» TASK GOAL
Look for the word "Lakes" in each line and report the count of matching lines, with nothing added.

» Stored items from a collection
>>

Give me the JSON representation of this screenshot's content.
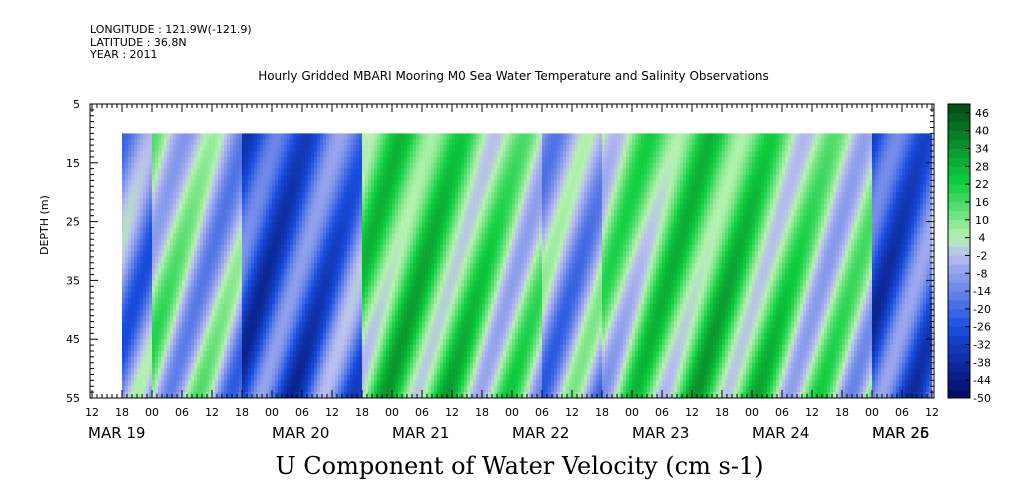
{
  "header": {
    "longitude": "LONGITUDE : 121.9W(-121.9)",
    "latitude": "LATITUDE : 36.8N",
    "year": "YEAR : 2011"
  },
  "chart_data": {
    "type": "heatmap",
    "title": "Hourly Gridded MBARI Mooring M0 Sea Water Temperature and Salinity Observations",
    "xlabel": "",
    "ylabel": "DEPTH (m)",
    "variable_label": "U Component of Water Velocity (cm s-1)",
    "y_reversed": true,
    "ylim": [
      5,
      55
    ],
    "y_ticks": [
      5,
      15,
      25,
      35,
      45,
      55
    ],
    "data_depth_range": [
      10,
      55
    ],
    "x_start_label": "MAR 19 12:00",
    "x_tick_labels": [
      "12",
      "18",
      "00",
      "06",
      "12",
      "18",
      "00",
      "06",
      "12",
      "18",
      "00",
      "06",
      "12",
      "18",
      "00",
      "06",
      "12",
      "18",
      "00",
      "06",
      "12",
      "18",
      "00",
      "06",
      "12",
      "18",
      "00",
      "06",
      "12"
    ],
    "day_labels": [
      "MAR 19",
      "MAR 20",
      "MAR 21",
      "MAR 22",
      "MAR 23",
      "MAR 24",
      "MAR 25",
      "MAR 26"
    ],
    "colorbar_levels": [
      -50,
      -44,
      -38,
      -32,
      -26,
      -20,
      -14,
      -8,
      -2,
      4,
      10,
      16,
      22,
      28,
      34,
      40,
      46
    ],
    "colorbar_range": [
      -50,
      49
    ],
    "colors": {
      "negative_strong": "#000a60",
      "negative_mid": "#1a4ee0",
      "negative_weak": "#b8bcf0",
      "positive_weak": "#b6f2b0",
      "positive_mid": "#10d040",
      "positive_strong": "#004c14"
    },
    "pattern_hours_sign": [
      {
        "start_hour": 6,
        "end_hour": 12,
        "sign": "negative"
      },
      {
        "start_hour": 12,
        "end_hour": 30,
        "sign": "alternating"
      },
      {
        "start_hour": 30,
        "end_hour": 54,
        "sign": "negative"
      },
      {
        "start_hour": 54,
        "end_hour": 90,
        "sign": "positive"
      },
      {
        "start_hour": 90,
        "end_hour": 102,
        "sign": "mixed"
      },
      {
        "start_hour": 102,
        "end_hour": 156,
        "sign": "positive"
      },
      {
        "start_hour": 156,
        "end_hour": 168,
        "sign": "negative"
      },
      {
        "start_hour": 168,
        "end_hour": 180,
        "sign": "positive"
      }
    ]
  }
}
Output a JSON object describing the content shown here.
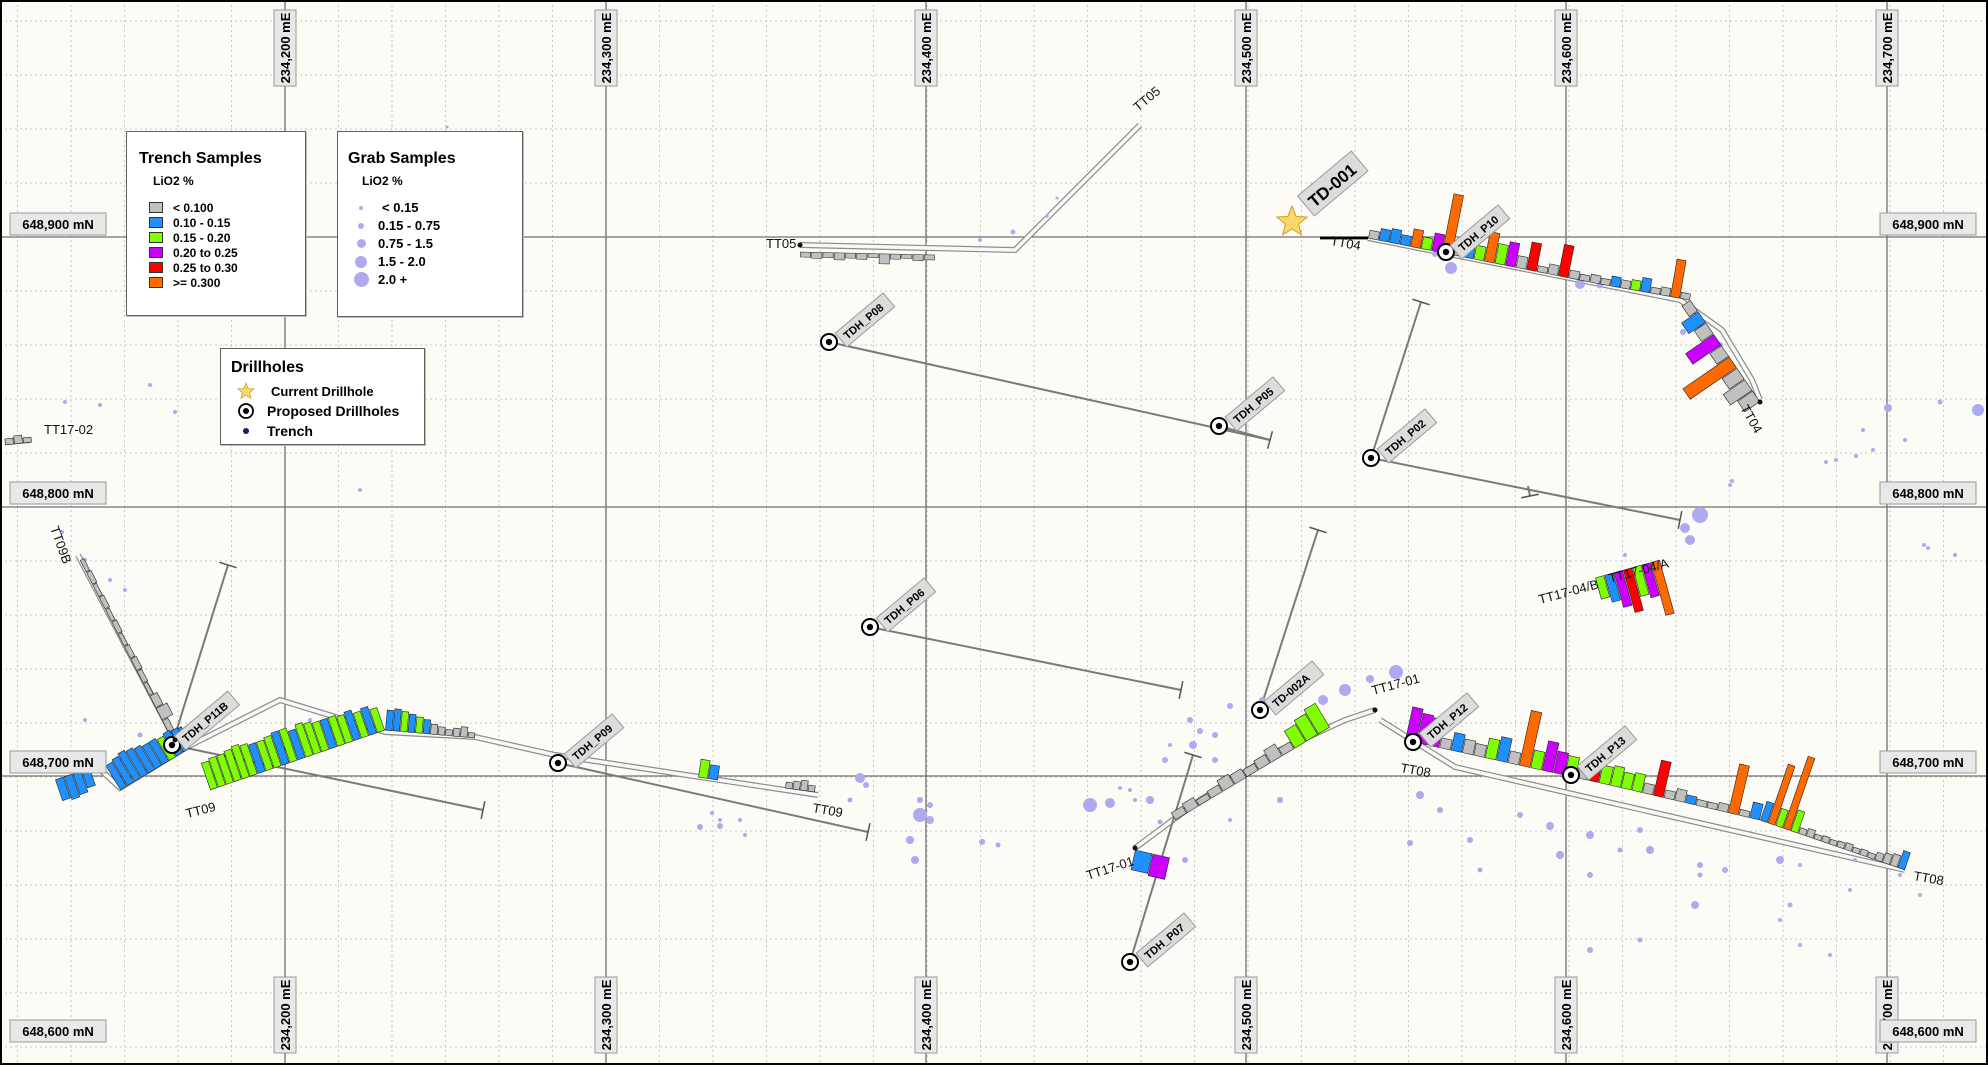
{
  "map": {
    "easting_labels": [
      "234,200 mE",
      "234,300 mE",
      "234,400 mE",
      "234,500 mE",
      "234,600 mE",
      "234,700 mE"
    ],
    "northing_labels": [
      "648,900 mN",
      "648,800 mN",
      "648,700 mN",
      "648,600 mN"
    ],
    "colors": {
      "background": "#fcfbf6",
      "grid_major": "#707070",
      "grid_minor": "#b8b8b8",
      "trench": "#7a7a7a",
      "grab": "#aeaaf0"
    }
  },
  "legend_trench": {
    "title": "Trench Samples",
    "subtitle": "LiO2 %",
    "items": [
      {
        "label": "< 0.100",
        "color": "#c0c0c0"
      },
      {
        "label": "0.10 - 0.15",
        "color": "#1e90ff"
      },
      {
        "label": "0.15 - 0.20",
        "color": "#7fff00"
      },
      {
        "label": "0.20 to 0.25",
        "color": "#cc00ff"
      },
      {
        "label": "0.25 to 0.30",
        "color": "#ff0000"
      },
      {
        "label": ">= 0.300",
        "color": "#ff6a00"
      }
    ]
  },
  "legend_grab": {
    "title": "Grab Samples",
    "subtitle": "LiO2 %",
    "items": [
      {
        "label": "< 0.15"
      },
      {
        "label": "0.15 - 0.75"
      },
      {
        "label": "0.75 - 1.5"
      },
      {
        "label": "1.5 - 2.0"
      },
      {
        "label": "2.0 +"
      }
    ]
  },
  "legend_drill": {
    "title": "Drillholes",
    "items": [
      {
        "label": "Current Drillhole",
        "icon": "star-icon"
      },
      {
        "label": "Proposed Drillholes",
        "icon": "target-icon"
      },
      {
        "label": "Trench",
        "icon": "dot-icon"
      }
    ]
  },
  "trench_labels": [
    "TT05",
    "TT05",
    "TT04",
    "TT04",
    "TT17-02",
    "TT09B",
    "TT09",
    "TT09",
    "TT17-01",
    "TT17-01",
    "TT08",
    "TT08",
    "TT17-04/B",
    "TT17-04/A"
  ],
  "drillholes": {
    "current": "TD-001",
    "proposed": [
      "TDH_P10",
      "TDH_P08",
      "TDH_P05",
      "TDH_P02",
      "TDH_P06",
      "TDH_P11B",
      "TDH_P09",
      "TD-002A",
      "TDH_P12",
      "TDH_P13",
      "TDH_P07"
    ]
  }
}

<<
>>

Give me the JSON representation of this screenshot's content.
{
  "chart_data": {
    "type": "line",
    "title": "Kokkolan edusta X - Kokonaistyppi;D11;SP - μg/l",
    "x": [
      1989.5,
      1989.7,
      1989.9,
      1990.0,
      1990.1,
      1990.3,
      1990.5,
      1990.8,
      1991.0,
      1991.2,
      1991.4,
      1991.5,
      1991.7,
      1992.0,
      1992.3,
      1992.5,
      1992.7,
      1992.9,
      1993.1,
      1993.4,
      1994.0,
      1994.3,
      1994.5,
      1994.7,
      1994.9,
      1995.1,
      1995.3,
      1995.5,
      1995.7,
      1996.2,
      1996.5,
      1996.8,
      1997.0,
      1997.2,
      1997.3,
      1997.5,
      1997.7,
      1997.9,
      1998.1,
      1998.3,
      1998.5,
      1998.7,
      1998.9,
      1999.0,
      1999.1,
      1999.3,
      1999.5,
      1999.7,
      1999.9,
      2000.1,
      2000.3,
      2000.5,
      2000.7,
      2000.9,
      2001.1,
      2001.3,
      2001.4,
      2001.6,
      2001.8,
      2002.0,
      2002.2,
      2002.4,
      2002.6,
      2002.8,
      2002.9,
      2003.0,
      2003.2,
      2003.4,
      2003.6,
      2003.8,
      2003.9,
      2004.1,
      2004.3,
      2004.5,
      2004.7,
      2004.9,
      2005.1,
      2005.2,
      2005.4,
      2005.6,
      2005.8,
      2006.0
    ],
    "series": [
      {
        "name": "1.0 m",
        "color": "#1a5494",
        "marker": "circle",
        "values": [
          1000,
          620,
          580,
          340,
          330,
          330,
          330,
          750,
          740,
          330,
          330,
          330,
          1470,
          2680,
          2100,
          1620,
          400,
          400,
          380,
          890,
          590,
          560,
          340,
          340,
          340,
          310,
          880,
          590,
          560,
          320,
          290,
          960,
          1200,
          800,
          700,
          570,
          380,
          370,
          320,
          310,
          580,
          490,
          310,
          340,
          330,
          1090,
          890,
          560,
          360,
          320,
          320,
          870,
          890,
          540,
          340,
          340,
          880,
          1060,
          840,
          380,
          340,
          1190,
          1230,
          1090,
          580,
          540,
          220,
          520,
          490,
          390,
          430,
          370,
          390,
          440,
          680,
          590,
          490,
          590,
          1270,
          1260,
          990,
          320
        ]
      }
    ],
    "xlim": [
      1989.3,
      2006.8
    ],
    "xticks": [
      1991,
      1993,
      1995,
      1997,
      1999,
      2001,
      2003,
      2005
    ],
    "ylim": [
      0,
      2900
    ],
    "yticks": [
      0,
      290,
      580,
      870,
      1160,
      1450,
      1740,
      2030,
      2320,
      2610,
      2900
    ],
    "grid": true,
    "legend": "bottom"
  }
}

<<
>>

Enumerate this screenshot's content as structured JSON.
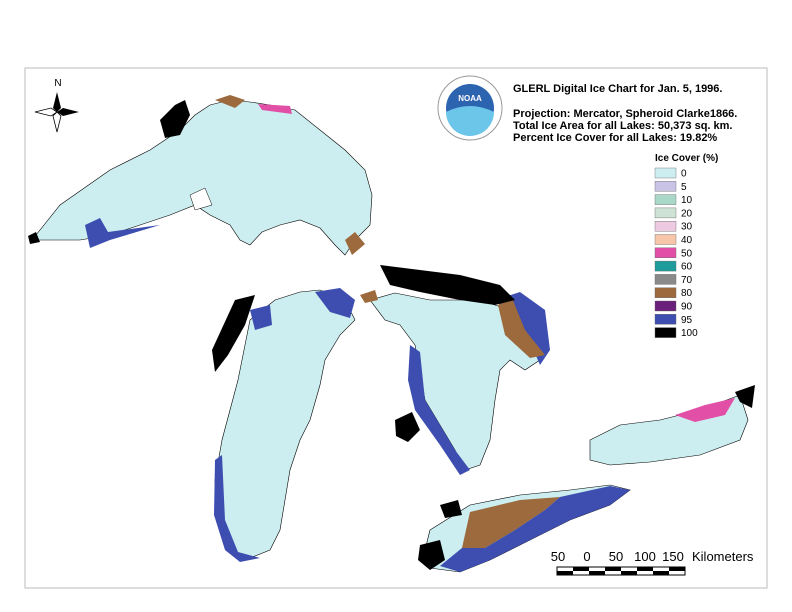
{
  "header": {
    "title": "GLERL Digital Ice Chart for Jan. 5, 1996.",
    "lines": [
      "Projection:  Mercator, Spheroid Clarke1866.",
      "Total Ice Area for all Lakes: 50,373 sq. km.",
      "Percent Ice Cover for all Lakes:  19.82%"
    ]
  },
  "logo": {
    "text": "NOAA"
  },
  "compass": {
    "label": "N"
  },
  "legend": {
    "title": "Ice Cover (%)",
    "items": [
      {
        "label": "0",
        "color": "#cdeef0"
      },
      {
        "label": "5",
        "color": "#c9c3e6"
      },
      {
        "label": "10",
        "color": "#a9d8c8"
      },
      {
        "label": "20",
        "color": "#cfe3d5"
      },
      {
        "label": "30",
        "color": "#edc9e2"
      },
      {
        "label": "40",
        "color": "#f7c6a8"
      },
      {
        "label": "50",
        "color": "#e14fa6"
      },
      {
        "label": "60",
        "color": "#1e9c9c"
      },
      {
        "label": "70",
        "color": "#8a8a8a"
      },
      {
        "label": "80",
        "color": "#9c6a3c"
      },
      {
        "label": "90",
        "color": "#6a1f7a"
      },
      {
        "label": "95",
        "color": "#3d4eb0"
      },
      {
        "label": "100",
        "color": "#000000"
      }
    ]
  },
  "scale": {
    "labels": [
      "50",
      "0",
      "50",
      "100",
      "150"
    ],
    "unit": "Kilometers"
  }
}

<<

» RESULT OF THIS EXERCISE
2